= Task details =
Give every line back verbatim, dropping all images.

— begin —

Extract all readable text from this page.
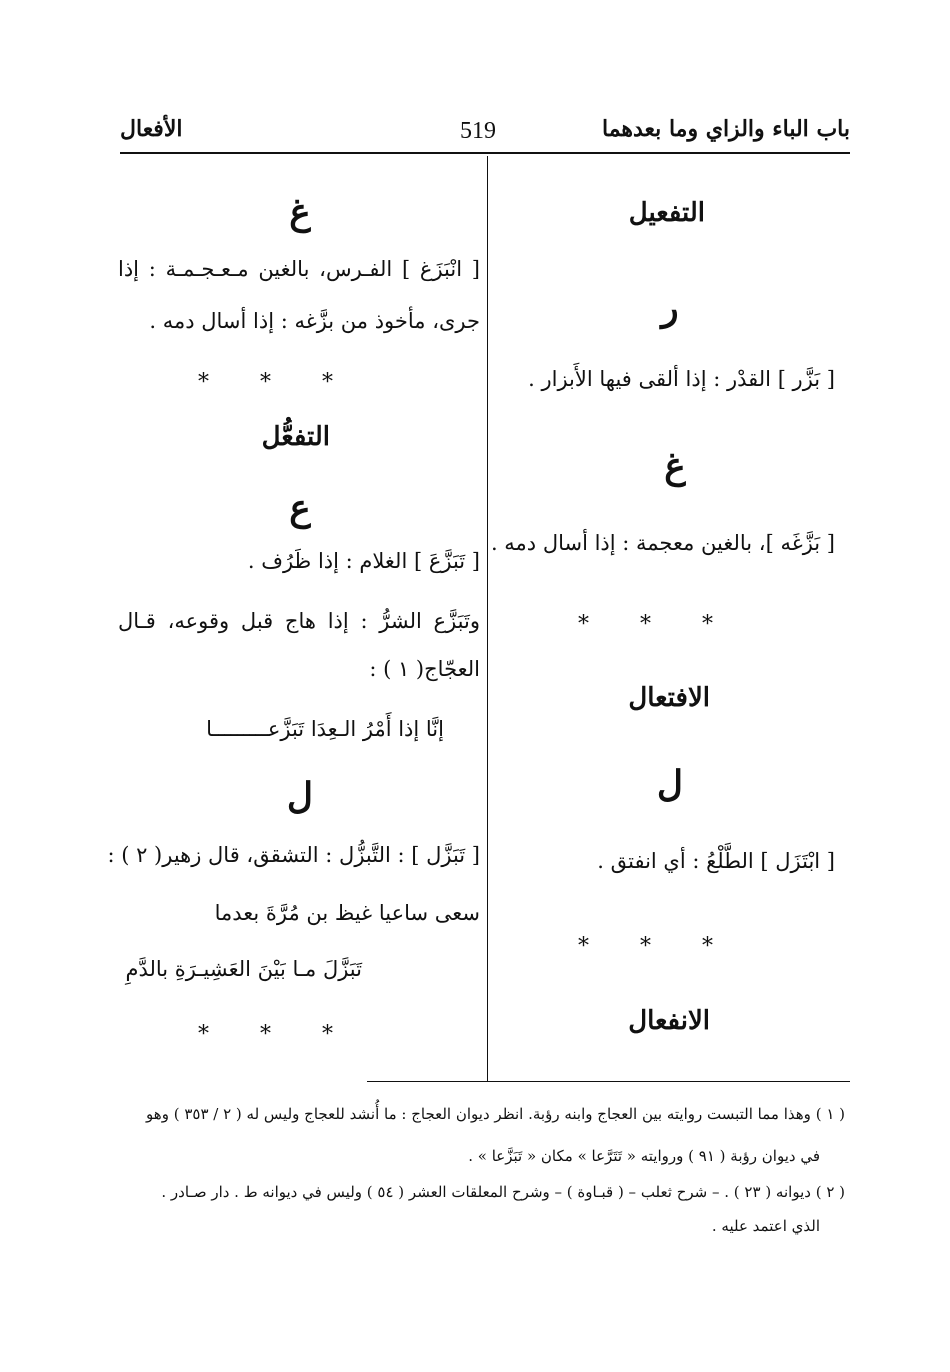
باب الباء والزاي وما بعدهما
519
الأفعال
التفعيل
ر
[ بَزَّر ] القدْر : إذا ألقى فيها الأَبزار .
غ
[ بَزَّغَه ]، بالغين معجمة : إذا أسال دمه .
* * *
الافتعال
ل
[ ابْتَزَل ] الطَّلْعُ : أي انفتق .
* * *
الانفعال
غ
[ انْبَزَغ ] الفـرس، بالغين مـعـجـمـة : إذا
جرى، مأخوذ من بزَّغه : إذا أسال دمه .
* * *
التفعُّل
ع
[ تَبَزَّعَ ] الغلام : إذا ظَرُف .
وتَبَزَّع الشرُّ : إذا هاج قبل وقوعه، قـال
العجّاج( ١ ) :
إنَّا إذا أَمْرُ الـعِدَا تَبَزَّعـــــــــا
ل
[ تَبَزَّل ] : التَّبزُّل : التشقق، قال زهير( ٢ ) :
سعى ساعيا غيظ بن مُرَّةَ بعدما
تَبَزَّلَ مـا بَيْنَ العَشِيـرَةِ بالدَّمِ
* * *
( ١ ) وهذا مما التبست روايته بين العجاج وابنه رؤبة. انظر ديوان العجاج : ما أُنشد للعجاج وليس له ( ٢ / ٣٥٣ ) وهو
في ديوان رؤبة ( ٩١ ) وروايته « تَتَرَّعا » مكان « تَبَزَّعا » .
( ٢ ) ديوانه ( ٢٣ ) . – شرح ثعلب – ( قبـاوة ) – وشرح المعلقات العشر ( ٥٤ ) وليس في ديوانه ط . دار صـادر .
الذي اعتمد عليه .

— end —

= Response to the task =
Extract all readable text from this page.
باب الباء والزاي وما بعدهما
519
الأفعال
التفعيل
ر
[ بَزَّر ] القدْر : إذا ألقى فيها الأَبزار .
غ
[ بَزَّغَه ]، بالغين معجمة : إذا أسال دمه .
* * *
الافتعال
ل
[ ابْتَزَل ] الطَّلْعُ : أي انفتق .
* * *
الانفعال
غ
[ انْبَزَغ ] الفـرس، بالغين مـعـجـمـة : إذا
جرى، مأخوذ من بزَّغه : إذا أسال دمه .
* * *
التفعُّل
ع
[ تَبَزَّعَ ] الغلام : إذا ظَرُف .
وتَبَزَّع الشرُّ : إذا هاج قبل وقوعه، قـال
العجّاج( ١ ) :
إنَّا إذا أَمْرُ الـعِدَا تَبَزَّعـــــــــا
ل
[ تَبَزَّل ] : التَّبزُّل : التشقق، قال زهير( ٢ ) :
سعى ساعيا غيظ بن مُرَّةَ بعدما
تَبَزَّلَ مـا بَيْنَ العَشِيـرَةِ بالدَّمِ
* * *
( ١ ) وهذا مما التبست روايته بين العجاج وابنه رؤبة. انظر ديوان العجاج : ما أُنشد للعجاج وليس له ( ٢ / ٣٥٣ ) وهو
في ديوان رؤبة ( ٩١ ) وروايته « تَتَرَّعا » مكان « تَبَزَّعا » .
( ٢ ) ديوانه ( ٢٣ ) . – شرح ثعلب – ( قبـاوة ) – وشرح المعلقات العشر ( ٥٤ ) وليس في ديوانه ط . دار صـادر .
الذي اعتمد عليه .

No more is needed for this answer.